Rows from a figure dataset
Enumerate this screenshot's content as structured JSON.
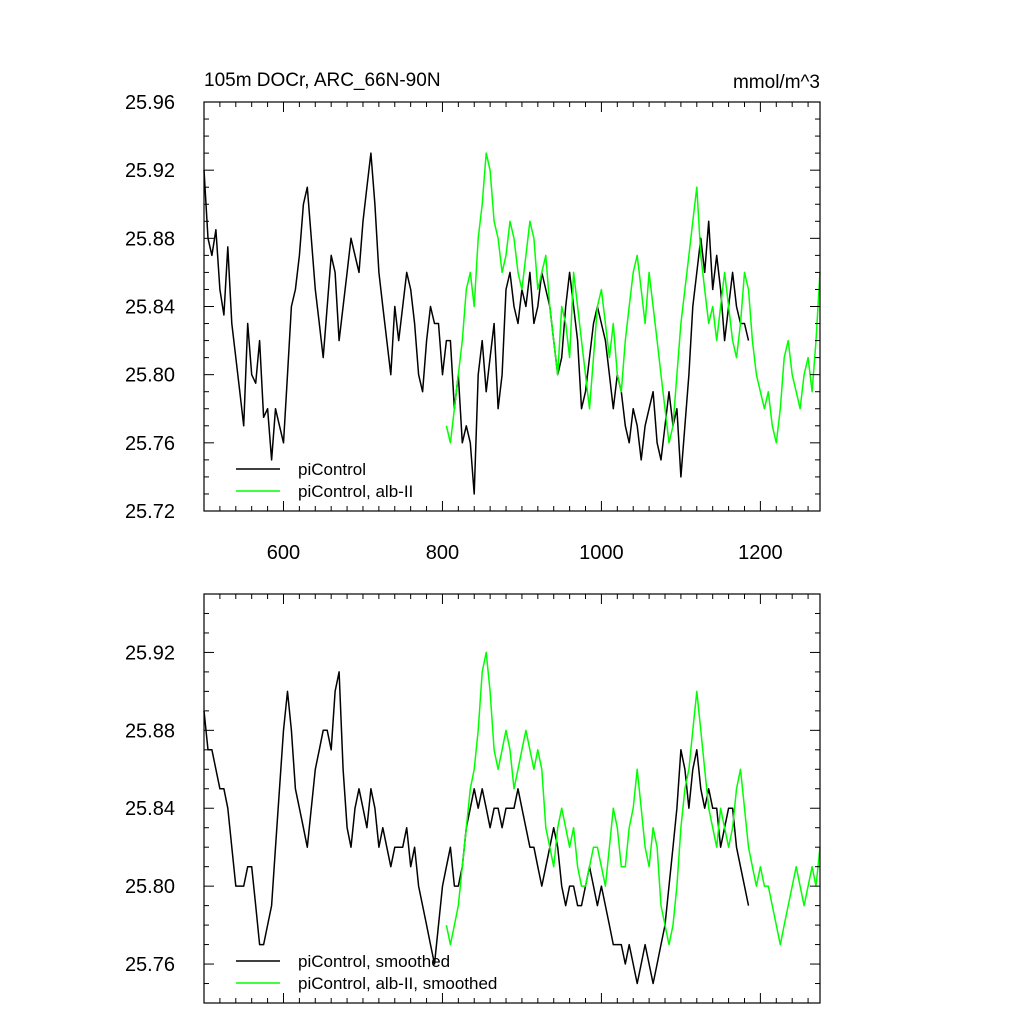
{
  "chart_data": [
    {
      "type": "line",
      "title": "105m DOCr, ARC_66N-90N",
      "units": "mmol/m^3",
      "xlim": [
        500,
        1275
      ],
      "ylim": [
        25.72,
        25.96
      ],
      "xticks": [
        600,
        800,
        1000,
        1200
      ],
      "yticks": [
        25.72,
        25.76,
        25.8,
        25.84,
        25.88,
        25.92,
        25.96
      ],
      "xtick_labels": [
        "600",
        "800",
        "1000",
        "1200"
      ],
      "ytick_labels": [
        "25.72",
        "25.76",
        "25.80",
        "25.84",
        "25.88",
        "25.92",
        "25.96"
      ],
      "grid": false,
      "legend_position": "bottom-left",
      "series": [
        {
          "name": "piControl",
          "color": "#000000",
          "x": [
            500,
            505,
            510,
            515,
            520,
            525,
            530,
            535,
            540,
            545,
            550,
            555,
            560,
            565,
            570,
            575,
            580,
            585,
            590,
            595,
            600,
            605,
            610,
            615,
            620,
            625,
            630,
            635,
            640,
            645,
            650,
            655,
            660,
            665,
            670,
            675,
            680,
            685,
            690,
            695,
            700,
            705,
            710,
            715,
            720,
            725,
            730,
            735,
            740,
            745,
            750,
            755,
            760,
            765,
            770,
            775,
            780,
            785,
            790,
            795,
            800,
            805,
            810,
            815,
            820,
            825,
            830,
            835,
            840,
            845,
            850,
            855,
            860,
            865,
            870,
            875,
            880,
            885,
            890,
            895,
            900,
            905,
            910,
            915,
            920,
            925,
            930,
            935,
            940,
            945,
            950,
            955,
            960,
            965,
            970,
            975,
            980,
            985,
            990,
            995,
            1000,
            1005,
            1010,
            1015,
            1020,
            1025,
            1030,
            1035,
            1040,
            1045,
            1050,
            1055,
            1060,
            1065,
            1070,
            1075,
            1080,
            1085,
            1090,
            1095,
            1100,
            1105,
            1110,
            1115,
            1120,
            1125,
            1130,
            1135,
            1140,
            1145,
            1150,
            1155,
            1160,
            1165,
            1170,
            1175,
            1180,
            1185
          ],
          "values": [
            25.92,
            25.88,
            25.87,
            25.885,
            25.85,
            25.835,
            25.875,
            25.83,
            25.81,
            25.79,
            25.77,
            25.83,
            25.8,
            25.795,
            25.82,
            25.775,
            25.78,
            25.75,
            25.78,
            25.77,
            25.76,
            25.8,
            25.84,
            25.85,
            25.87,
            25.9,
            25.91,
            25.88,
            25.85,
            25.83,
            25.81,
            25.84,
            25.87,
            25.86,
            25.82,
            25.84,
            25.86,
            25.88,
            25.87,
            25.86,
            25.89,
            25.91,
            25.93,
            25.9,
            25.86,
            25.84,
            25.82,
            25.8,
            25.84,
            25.82,
            25.84,
            25.86,
            25.85,
            25.83,
            25.8,
            25.79,
            25.82,
            25.84,
            25.83,
            25.83,
            25.8,
            25.82,
            25.82,
            25.78,
            25.8,
            25.76,
            25.77,
            25.76,
            25.73,
            25.8,
            25.82,
            25.79,
            25.81,
            25.83,
            25.78,
            25.8,
            25.85,
            25.86,
            25.84,
            25.83,
            25.85,
            25.84,
            25.86,
            25.83,
            25.84,
            25.86,
            25.85,
            25.84,
            25.82,
            25.8,
            25.81,
            25.84,
            25.86,
            25.84,
            25.82,
            25.78,
            25.79,
            25.81,
            25.83,
            25.84,
            25.83,
            25.82,
            25.8,
            25.78,
            25.8,
            25.79,
            25.77,
            25.76,
            25.78,
            25.77,
            25.75,
            25.77,
            25.78,
            25.79,
            25.76,
            25.75,
            25.77,
            25.79,
            25.77,
            25.78,
            25.74,
            25.77,
            25.8,
            25.84,
            25.86,
            25.88,
            25.86,
            25.89,
            25.85,
            25.87,
            25.85,
            25.82,
            25.84,
            25.86,
            25.84,
            25.83,
            25.83,
            25.82
          ]
        },
        {
          "name": "piControl, alb-II",
          "color": "#00ff00",
          "x": [
            805,
            810,
            815,
            820,
            825,
            830,
            835,
            840,
            845,
            850,
            855,
            860,
            865,
            870,
            875,
            880,
            885,
            890,
            895,
            900,
            905,
            910,
            915,
            920,
            925,
            930,
            935,
            940,
            945,
            950,
            955,
            960,
            965,
            970,
            975,
            980,
            985,
            990,
            995,
            1000,
            1005,
            1010,
            1015,
            1020,
            1025,
            1030,
            1035,
            1040,
            1045,
            1050,
            1055,
            1060,
            1065,
            1070,
            1075,
            1080,
            1085,
            1090,
            1095,
            1100,
            1105,
            1110,
            1115,
            1120,
            1125,
            1130,
            1135,
            1140,
            1145,
            1150,
            1155,
            1160,
            1165,
            1170,
            1175,
            1180,
            1185,
            1190,
            1195,
            1200,
            1205,
            1210,
            1215,
            1220,
            1225,
            1230,
            1235,
            1240,
            1245,
            1250,
            1255,
            1260,
            1265,
            1270,
            1275
          ],
          "values": [
            25.77,
            25.76,
            25.78,
            25.8,
            25.82,
            25.85,
            25.86,
            25.84,
            25.88,
            25.9,
            25.93,
            25.92,
            25.89,
            25.88,
            25.86,
            25.87,
            25.89,
            25.88,
            25.86,
            25.85,
            25.87,
            25.89,
            25.88,
            25.85,
            25.86,
            25.87,
            25.84,
            25.82,
            25.8,
            25.84,
            25.83,
            25.81,
            25.86,
            25.84,
            25.82,
            25.8,
            25.78,
            25.81,
            25.84,
            25.85,
            25.83,
            25.81,
            25.83,
            25.8,
            25.79,
            25.82,
            25.84,
            25.86,
            25.87,
            25.85,
            25.83,
            25.86,
            25.84,
            25.82,
            25.8,
            25.78,
            25.76,
            25.77,
            25.8,
            25.83,
            25.85,
            25.87,
            25.89,
            25.91,
            25.87,
            25.85,
            25.83,
            25.84,
            25.82,
            25.84,
            25.86,
            25.84,
            25.82,
            25.81,
            25.83,
            25.86,
            25.85,
            25.82,
            25.8,
            25.79,
            25.78,
            25.79,
            25.77,
            25.76,
            25.78,
            25.81,
            25.82,
            25.8,
            25.79,
            25.78,
            25.8,
            25.81,
            25.79,
            25.82,
            25.86
          ]
        }
      ]
    },
    {
      "type": "line",
      "xlim": [
        500,
        1275
      ],
      "ylim": [
        25.74,
        25.95
      ],
      "xticks": [
        600,
        800,
        1000,
        1200
      ],
      "yticks": [
        25.76,
        25.8,
        25.84,
        25.88,
        25.92
      ],
      "xtick_labels": [],
      "ytick_labels": [
        "25.76",
        "25.80",
        "25.84",
        "25.88",
        "25.92"
      ],
      "grid": false,
      "legend_position": "bottom-left",
      "series": [
        {
          "name": "piControl, smoothed",
          "color": "#000000",
          "x": [
            500,
            505,
            510,
            515,
            520,
            525,
            530,
            535,
            540,
            545,
            550,
            555,
            560,
            565,
            570,
            575,
            580,
            585,
            590,
            595,
            600,
            605,
            610,
            615,
            620,
            625,
            630,
            635,
            640,
            645,
            650,
            655,
            660,
            665,
            670,
            675,
            680,
            685,
            690,
            695,
            700,
            705,
            710,
            715,
            720,
            725,
            730,
            735,
            740,
            745,
            750,
            755,
            760,
            765,
            770,
            775,
            780,
            785,
            790,
            795,
            800,
            805,
            810,
            815,
            820,
            825,
            830,
            835,
            840,
            845,
            850,
            855,
            860,
            865,
            870,
            875,
            880,
            885,
            890,
            895,
            900,
            905,
            910,
            915,
            920,
            925,
            930,
            935,
            940,
            945,
            950,
            955,
            960,
            965,
            970,
            975,
            980,
            985,
            990,
            995,
            1000,
            1005,
            1010,
            1015,
            1020,
            1025,
            1030,
            1035,
            1040,
            1045,
            1050,
            1055,
            1060,
            1065,
            1070,
            1075,
            1080,
            1085,
            1090,
            1095,
            1100,
            1105,
            1110,
            1115,
            1120,
            1125,
            1130,
            1135,
            1140,
            1145,
            1150,
            1155,
            1160,
            1165,
            1170,
            1175,
            1180,
            1185
          ],
          "values": [
            25.89,
            25.87,
            25.87,
            25.86,
            25.85,
            25.85,
            25.84,
            25.82,
            25.8,
            25.8,
            25.8,
            25.81,
            25.81,
            25.79,
            25.77,
            25.77,
            25.78,
            25.79,
            25.82,
            25.85,
            25.88,
            25.9,
            25.88,
            25.85,
            25.84,
            25.83,
            25.82,
            25.84,
            25.86,
            25.87,
            25.88,
            25.88,
            25.87,
            25.9,
            25.91,
            25.86,
            25.83,
            25.82,
            25.84,
            25.85,
            25.84,
            25.83,
            25.85,
            25.84,
            25.82,
            25.83,
            25.82,
            25.81,
            25.82,
            25.82,
            25.82,
            25.83,
            25.81,
            25.82,
            25.8,
            25.79,
            25.78,
            25.77,
            25.76,
            25.78,
            25.8,
            25.81,
            25.82,
            25.8,
            25.8,
            25.81,
            25.83,
            25.84,
            25.85,
            25.84,
            25.85,
            25.84,
            25.83,
            25.84,
            25.84,
            25.83,
            25.84,
            25.84,
            25.84,
            25.85,
            25.84,
            25.83,
            25.82,
            25.82,
            25.81,
            25.8,
            25.81,
            25.82,
            25.83,
            25.82,
            25.8,
            25.79,
            25.8,
            25.8,
            25.79,
            25.79,
            25.8,
            25.81,
            25.8,
            25.79,
            25.8,
            25.79,
            25.78,
            25.77,
            25.77,
            25.77,
            25.76,
            25.77,
            25.76,
            25.75,
            25.76,
            25.77,
            25.76,
            25.75,
            25.76,
            25.77,
            25.78,
            25.8,
            25.82,
            25.84,
            25.87,
            25.86,
            25.84,
            25.86,
            25.87,
            25.85,
            25.84,
            25.85,
            25.84,
            25.84,
            25.82,
            25.83,
            25.84,
            25.84,
            25.82,
            25.81,
            25.8,
            25.79
          ]
        },
        {
          "name": "piControl, alb-II, smoothed",
          "color": "#00ff00",
          "x": [
            805,
            810,
            815,
            820,
            825,
            830,
            835,
            840,
            845,
            850,
            855,
            860,
            865,
            870,
            875,
            880,
            885,
            890,
            895,
            900,
            905,
            910,
            915,
            920,
            925,
            930,
            935,
            940,
            945,
            950,
            955,
            960,
            965,
            970,
            975,
            980,
            985,
            990,
            995,
            1000,
            1005,
            1010,
            1015,
            1020,
            1025,
            1030,
            1035,
            1040,
            1045,
            1050,
            1055,
            1060,
            1065,
            1070,
            1075,
            1080,
            1085,
            1090,
            1095,
            1100,
            1105,
            1110,
            1115,
            1120,
            1125,
            1130,
            1135,
            1140,
            1145,
            1150,
            1155,
            1160,
            1165,
            1170,
            1175,
            1180,
            1185,
            1190,
            1195,
            1200,
            1205,
            1210,
            1215,
            1220,
            1225,
            1230,
            1235,
            1240,
            1245,
            1250,
            1255,
            1260,
            1265,
            1270,
            1275
          ],
          "values": [
            25.78,
            25.77,
            25.78,
            25.79,
            25.81,
            25.83,
            25.85,
            25.86,
            25.88,
            25.91,
            25.92,
            25.9,
            25.87,
            25.86,
            25.87,
            25.88,
            25.87,
            25.85,
            25.86,
            25.87,
            25.88,
            25.87,
            25.86,
            25.87,
            25.86,
            25.83,
            25.82,
            25.81,
            25.83,
            25.84,
            25.83,
            25.82,
            25.83,
            25.81,
            25.8,
            25.8,
            25.81,
            25.82,
            25.82,
            25.81,
            25.8,
            25.82,
            25.84,
            25.83,
            25.81,
            25.81,
            25.83,
            25.84,
            25.86,
            25.84,
            25.82,
            25.81,
            25.83,
            25.82,
            25.79,
            25.78,
            25.77,
            25.78,
            25.8,
            25.83,
            25.85,
            25.86,
            25.88,
            25.9,
            25.88,
            25.86,
            25.84,
            25.83,
            25.82,
            25.84,
            25.83,
            25.82,
            25.83,
            25.85,
            25.86,
            25.84,
            25.82,
            25.81,
            25.8,
            25.81,
            25.8,
            25.8,
            25.79,
            25.78,
            25.77,
            25.78,
            25.79,
            25.8,
            25.81,
            25.8,
            25.79,
            25.8,
            25.81,
            25.8,
            25.82
          ]
        }
      ]
    }
  ]
}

### YOUR INSTRUCTIONS
Go through the listing above and pull out each line containing the word "name".

### REPLY TO THE EXERCISE
          "name": "piControl",
          "name": "piControl, alb-II",
          "name": "piControl, smoothed",
          "name": "piControl, alb-II, smoothed",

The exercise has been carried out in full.